Objective
Your task is to give the listing below back word for word, pictures excluded.

Data entries
■ ■ ■ ■ ■ ■ ■

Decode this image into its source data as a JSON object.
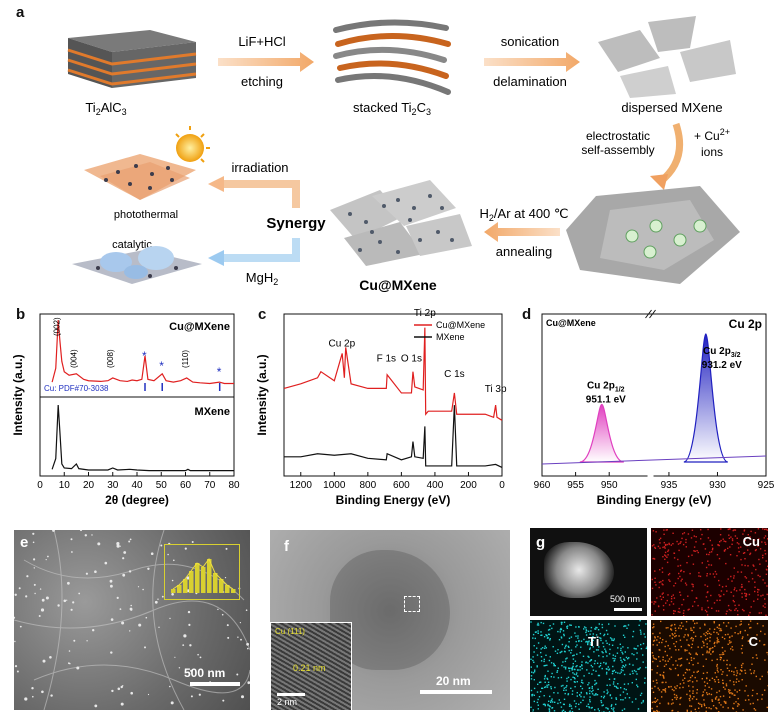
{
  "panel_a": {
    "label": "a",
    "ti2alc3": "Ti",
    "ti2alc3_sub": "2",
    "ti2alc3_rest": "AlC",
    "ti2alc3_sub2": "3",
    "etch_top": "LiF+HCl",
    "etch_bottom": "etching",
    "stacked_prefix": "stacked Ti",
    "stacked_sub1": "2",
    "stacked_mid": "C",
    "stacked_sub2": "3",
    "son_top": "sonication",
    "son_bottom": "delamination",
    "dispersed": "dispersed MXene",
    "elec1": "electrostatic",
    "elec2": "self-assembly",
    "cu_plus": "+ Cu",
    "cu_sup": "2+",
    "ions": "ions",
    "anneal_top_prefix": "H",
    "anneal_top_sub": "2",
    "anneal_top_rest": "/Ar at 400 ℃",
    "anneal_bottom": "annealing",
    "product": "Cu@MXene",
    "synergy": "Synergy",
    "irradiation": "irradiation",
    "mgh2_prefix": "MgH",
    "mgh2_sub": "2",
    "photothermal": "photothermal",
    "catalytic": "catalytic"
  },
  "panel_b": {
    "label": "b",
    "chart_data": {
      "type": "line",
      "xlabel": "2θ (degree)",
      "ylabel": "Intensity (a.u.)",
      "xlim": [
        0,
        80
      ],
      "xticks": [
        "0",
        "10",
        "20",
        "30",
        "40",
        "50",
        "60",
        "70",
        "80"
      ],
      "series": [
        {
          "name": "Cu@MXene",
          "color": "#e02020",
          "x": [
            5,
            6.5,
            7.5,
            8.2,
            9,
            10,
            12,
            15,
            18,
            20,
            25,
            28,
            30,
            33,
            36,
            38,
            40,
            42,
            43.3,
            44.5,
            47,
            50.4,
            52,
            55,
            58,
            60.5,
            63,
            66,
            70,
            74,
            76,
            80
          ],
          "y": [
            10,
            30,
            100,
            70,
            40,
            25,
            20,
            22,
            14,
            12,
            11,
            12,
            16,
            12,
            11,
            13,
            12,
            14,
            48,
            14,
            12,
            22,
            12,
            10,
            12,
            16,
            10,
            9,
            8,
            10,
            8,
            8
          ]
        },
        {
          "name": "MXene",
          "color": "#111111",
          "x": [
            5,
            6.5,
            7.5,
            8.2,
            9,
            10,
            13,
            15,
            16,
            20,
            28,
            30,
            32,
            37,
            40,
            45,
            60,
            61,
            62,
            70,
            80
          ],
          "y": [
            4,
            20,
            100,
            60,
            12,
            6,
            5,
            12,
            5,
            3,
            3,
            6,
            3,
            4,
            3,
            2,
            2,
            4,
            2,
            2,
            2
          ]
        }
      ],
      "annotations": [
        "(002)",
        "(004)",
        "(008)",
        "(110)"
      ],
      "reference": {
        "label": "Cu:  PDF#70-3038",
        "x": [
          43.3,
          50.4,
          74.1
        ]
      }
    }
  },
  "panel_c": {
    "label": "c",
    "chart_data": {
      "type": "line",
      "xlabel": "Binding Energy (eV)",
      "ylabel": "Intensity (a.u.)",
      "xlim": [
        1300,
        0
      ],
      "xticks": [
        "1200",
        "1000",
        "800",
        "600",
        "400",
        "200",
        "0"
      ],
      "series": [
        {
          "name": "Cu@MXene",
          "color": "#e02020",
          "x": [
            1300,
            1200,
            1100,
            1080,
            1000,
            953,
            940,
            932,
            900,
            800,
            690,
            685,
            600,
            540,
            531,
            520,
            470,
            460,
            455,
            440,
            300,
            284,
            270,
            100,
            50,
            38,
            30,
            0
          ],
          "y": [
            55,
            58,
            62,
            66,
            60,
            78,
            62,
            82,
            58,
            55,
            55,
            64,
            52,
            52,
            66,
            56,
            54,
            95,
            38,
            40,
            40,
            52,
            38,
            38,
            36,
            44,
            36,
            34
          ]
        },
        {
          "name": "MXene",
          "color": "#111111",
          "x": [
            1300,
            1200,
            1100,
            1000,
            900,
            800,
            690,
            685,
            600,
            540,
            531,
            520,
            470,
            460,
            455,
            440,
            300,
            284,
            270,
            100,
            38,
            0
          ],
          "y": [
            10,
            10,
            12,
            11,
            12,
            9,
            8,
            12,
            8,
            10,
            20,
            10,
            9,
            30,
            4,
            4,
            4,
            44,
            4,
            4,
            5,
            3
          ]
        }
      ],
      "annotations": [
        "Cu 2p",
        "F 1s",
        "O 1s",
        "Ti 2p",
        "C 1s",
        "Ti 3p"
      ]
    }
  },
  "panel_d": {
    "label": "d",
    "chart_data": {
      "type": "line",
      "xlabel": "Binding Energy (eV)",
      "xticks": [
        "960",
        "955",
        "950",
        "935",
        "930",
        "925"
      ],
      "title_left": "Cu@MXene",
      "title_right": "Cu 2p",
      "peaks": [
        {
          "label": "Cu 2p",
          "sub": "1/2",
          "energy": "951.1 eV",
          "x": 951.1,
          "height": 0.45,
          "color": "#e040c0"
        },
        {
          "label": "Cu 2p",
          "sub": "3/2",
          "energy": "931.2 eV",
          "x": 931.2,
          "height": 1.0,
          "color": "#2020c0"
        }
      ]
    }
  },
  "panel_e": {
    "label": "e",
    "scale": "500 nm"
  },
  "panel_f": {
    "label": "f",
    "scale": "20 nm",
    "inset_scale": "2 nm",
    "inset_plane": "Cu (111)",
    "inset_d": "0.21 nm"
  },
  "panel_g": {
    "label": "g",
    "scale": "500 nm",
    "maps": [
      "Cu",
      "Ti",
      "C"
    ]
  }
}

■ ■ ■ ■ ■ ■ ■

Answer to the exercise
Decode this image into its source data as a JSON object.
{
  "panel_a": {
    "label": "a",
    "ti2alc3": "Ti",
    "ti2alc3_sub": "2",
    "ti2alc3_rest": "AlC",
    "ti2alc3_sub2": "3",
    "etch_top": "LiF+HCl",
    "etch_bottom": "etching",
    "stacked_prefix": "stacked Ti",
    "stacked_sub1": "2",
    "stacked_mid": "C",
    "stacked_sub2": "3",
    "son_top": "sonication",
    "son_bottom": "delamination",
    "dispersed": "dispersed MXene",
    "elec1": "electrostatic",
    "elec2": "self-assembly",
    "cu_plus": "+ Cu",
    "cu_sup": "2+",
    "ions": "ions",
    "anneal_top_prefix": "H",
    "anneal_top_sub": "2",
    "anneal_top_rest": "/Ar at 400 ℃",
    "anneal_bottom": "annealing",
    "product": "Cu@MXene",
    "synergy": "Synergy",
    "irradiation": "irradiation",
    "mgh2_prefix": "MgH",
    "mgh2_sub": "2",
    "photothermal": "photothermal",
    "catalytic": "catalytic"
  },
  "panel_b": {
    "label": "b",
    "chart_data": {
      "type": "line",
      "xlabel": "2θ (degree)",
      "ylabel": "Intensity (a.u.)",
      "xlim": [
        0,
        80
      ],
      "xticks": [
        "0",
        "10",
        "20",
        "30",
        "40",
        "50",
        "60",
        "70",
        "80"
      ],
      "series": [
        {
          "name": "Cu@MXene",
          "color": "#e02020",
          "x": [
            5,
            6.5,
            7.5,
            8.2,
            9,
            10,
            12,
            15,
            18,
            20,
            25,
            28,
            30,
            33,
            36,
            38,
            40,
            42,
            43.3,
            44.5,
            47,
            50.4,
            52,
            55,
            58,
            60.5,
            63,
            66,
            70,
            74,
            76,
            80
          ],
          "y": [
            10,
            30,
            100,
            70,
            40,
            25,
            20,
            22,
            14,
            12,
            11,
            12,
            16,
            12,
            11,
            13,
            12,
            14,
            48,
            14,
            12,
            22,
            12,
            10,
            12,
            16,
            10,
            9,
            8,
            10,
            8,
            8
          ]
        },
        {
          "name": "MXene",
          "color": "#111111",
          "x": [
            5,
            6.5,
            7.5,
            8.2,
            9,
            10,
            13,
            15,
            16,
            20,
            28,
            30,
            32,
            37,
            40,
            45,
            60,
            61,
            62,
            70,
            80
          ],
          "y": [
            4,
            20,
            100,
            60,
            12,
            6,
            5,
            12,
            5,
            3,
            3,
            6,
            3,
            4,
            3,
            2,
            2,
            4,
            2,
            2,
            2
          ]
        }
      ],
      "annotations": [
        "(002)",
        "(004)",
        "(008)",
        "(110)"
      ],
      "reference": {
        "label": "Cu:  PDF#70-3038",
        "x": [
          43.3,
          50.4,
          74.1
        ]
      }
    }
  },
  "panel_c": {
    "label": "c",
    "chart_data": {
      "type": "line",
      "xlabel": "Binding Energy (eV)",
      "ylabel": "Intensity (a.u.)",
      "xlim": [
        1300,
        0
      ],
      "xticks": [
        "1200",
        "1000",
        "800",
        "600",
        "400",
        "200",
        "0"
      ],
      "series": [
        {
          "name": "Cu@MXene",
          "color": "#e02020",
          "x": [
            1300,
            1200,
            1100,
            1080,
            1000,
            953,
            940,
            932,
            900,
            800,
            690,
            685,
            600,
            540,
            531,
            520,
            470,
            460,
            455,
            440,
            300,
            284,
            270,
            100,
            50,
            38,
            30,
            0
          ],
          "y": [
            55,
            58,
            62,
            66,
            60,
            78,
            62,
            82,
            58,
            55,
            55,
            64,
            52,
            52,
            66,
            56,
            54,
            95,
            38,
            40,
            40,
            52,
            38,
            38,
            36,
            44,
            36,
            34
          ]
        },
        {
          "name": "MXene",
          "color": "#111111",
          "x": [
            1300,
            1200,
            1100,
            1000,
            900,
            800,
            690,
            685,
            600,
            540,
            531,
            520,
            470,
            460,
            455,
            440,
            300,
            284,
            270,
            100,
            38,
            0
          ],
          "y": [
            10,
            10,
            12,
            11,
            12,
            9,
            8,
            12,
            8,
            10,
            20,
            10,
            9,
            30,
            4,
            4,
            4,
            44,
            4,
            4,
            5,
            3
          ]
        }
      ],
      "annotations": [
        "Cu 2p",
        "F 1s",
        "O 1s",
        "Ti 2p",
        "C 1s",
        "Ti 3p"
      ]
    }
  },
  "panel_d": {
    "label": "d",
    "chart_data": {
      "type": "line",
      "xlabel": "Binding Energy (eV)",
      "xticks": [
        "960",
        "955",
        "950",
        "935",
        "930",
        "925"
      ],
      "title_left": "Cu@MXene",
      "title_right": "Cu 2p",
      "peaks": [
        {
          "label": "Cu 2p",
          "sub": "1/2",
          "energy": "951.1 eV",
          "x": 951.1,
          "height": 0.45,
          "color": "#e040c0"
        },
        {
          "label": "Cu 2p",
          "sub": "3/2",
          "energy": "931.2 eV",
          "x": 931.2,
          "height": 1.0,
          "color": "#2020c0"
        }
      ]
    }
  },
  "panel_e": {
    "label": "e",
    "scale": "500 nm"
  },
  "panel_f": {
    "label": "f",
    "scale": "20 nm",
    "inset_scale": "2 nm",
    "inset_plane": "Cu (111)",
    "inset_d": "0.21 nm"
  },
  "panel_g": {
    "label": "g",
    "scale": "500 nm",
    "maps": [
      "Cu",
      "Ti",
      "C"
    ]
  }
}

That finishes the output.